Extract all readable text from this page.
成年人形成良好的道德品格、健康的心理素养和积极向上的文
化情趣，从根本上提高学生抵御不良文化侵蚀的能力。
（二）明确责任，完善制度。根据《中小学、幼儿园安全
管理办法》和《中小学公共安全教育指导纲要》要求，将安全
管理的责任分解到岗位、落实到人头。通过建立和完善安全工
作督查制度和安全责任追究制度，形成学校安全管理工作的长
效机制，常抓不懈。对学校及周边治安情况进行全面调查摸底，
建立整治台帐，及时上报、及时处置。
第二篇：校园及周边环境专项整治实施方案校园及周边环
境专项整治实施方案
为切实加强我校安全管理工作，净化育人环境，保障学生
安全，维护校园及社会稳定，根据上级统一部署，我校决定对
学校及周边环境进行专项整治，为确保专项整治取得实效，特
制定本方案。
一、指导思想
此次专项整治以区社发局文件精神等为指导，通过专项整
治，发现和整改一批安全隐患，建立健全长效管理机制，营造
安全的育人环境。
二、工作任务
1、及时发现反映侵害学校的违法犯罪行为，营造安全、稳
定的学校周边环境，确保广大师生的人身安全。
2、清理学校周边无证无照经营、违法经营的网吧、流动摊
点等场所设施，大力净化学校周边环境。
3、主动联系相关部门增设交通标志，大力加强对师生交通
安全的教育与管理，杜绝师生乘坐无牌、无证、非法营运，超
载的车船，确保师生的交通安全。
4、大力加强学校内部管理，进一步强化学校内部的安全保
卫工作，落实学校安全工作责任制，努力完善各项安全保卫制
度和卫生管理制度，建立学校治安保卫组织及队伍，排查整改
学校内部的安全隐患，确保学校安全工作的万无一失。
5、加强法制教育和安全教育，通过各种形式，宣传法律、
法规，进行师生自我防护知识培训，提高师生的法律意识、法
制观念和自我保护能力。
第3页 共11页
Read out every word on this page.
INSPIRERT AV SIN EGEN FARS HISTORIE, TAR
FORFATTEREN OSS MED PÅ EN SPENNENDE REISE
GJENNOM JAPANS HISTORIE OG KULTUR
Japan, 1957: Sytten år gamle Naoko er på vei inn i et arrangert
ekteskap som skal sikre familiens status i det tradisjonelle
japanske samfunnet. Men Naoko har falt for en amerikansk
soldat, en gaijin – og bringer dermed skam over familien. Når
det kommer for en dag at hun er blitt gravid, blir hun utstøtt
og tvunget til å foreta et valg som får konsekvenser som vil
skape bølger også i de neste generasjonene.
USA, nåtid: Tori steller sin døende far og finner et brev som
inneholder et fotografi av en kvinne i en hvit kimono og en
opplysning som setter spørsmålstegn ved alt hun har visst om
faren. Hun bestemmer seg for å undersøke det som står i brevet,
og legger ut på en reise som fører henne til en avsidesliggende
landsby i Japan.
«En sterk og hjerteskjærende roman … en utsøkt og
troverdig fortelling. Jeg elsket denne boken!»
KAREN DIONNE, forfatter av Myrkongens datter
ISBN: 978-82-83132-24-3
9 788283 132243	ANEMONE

AIM - Set down each entry again, unchanged.

SOLUTION TO THIS TASK -
Extract all readable text from this page.
成年人形成良好的道德品格、健康的心理素养和积极向上的文
化情趣，从根本上提高学生抵御不良文化侵蚀的能力。
（二）明确责任，完善制度。根据《中小学、幼儿园安全
管理办法》和《中小学公共安全教育指导纲要》要求，将安全
管理的责任分解到岗位、落实到人头。通过建立和完善安全工
作督查制度和安全责任追究制度，形成学校安全管理工作的长
效机制，常抓不懈。对学校及周边治安情况进行全面调查摸底，
建立整治台帐，及时上报、及时处置。
第二篇：校园及周边环境专项整治实施方案校园及周边环
境专项整治实施方案
为切实加强我校安全管理工作，净化育人环境，保障学生
安全，维护校园及社会稳定，根据上级统一部署，我校决定对
学校及周边环境进行专项整治，为确保专项整治取得实效，特
制定本方案。
一、指导思想
此次专项整治以区社发局文件精神等为指导，通过专项整
治，发现和整改一批安全隐患，建立健全长效管理机制，营造
安全的育人环境。
二、工作任务
1、及时发现反映侵害学校的违法犯罪行为，营造安全、稳
定的学校周边环境，确保广大师生的人身安全。
2、清理学校周边无证无照经营、违法经营的网吧、流动摊
点等场所设施，大力净化学校周边环境。
3、主动联系相关部门增设交通标志，大力加强对师生交通
安全的教育与管理，杜绝师生乘坐无牌、无证、非法营运，超
载的车船，确保师生的交通安全。
4、大力加强学校内部管理，进一步强化学校内部的安全保
卫工作，落实学校安全工作责任制，努力完善各项安全保卫制
度和卫生管理制度，建立学校治安保卫组织及队伍，排查整改
学校内部的安全隐患，确保学校安全工作的万无一失。
5、加强法制教育和安全教育，通过各种形式，宣传法律、
法规，进行师生自我防护知识培训，提高师生的法律意识、法
制观念和自我保护能力。
第3页 共11页
Read out every word on this page.
INSPIRERT AV SIN EGEN FARS HISTORIE, TAR
FORFATTEREN OSS MED PÅ EN SPENNENDE REISE
GJENNOM JAPANS HISTORIE OG KULTUR
Japan, 1957: Sytten år gamle Naoko er på vei inn i et arrangert
ekteskap som skal sikre familiens status i det tradisjonelle
japanske samfunnet. Men Naoko har falt for en amerikansk
soldat, en gaijin – og bringer dermed skam over familien. Når
det kommer for en dag at hun er blitt gravid, blir hun utstøtt
og tvunget til å foreta et valg som får konsekvenser som vil
skape bølger også i de neste generasjonene.
USA, nåtid: Tori steller sin døende far og finner et brev som
inneholder et fotografi av en kvinne i en hvit kimono og en
opplysning som setter spørsmålstegn ved alt hun har visst om
faren. Hun bestemmer seg for å undersøke det som står i brevet,
og legger ut på en reise som fører henne til en avsidesliggende
landsby i Japan.
«En sterk og hjerteskjærende roman … en utsøkt og
troverdig fortelling. Jeg elsket denne boken!»
KAREN DIONNE, forfatter av Myrkongens datter
ISBN: 978-82-83132-24-3
9 788283 132243	ANEMONE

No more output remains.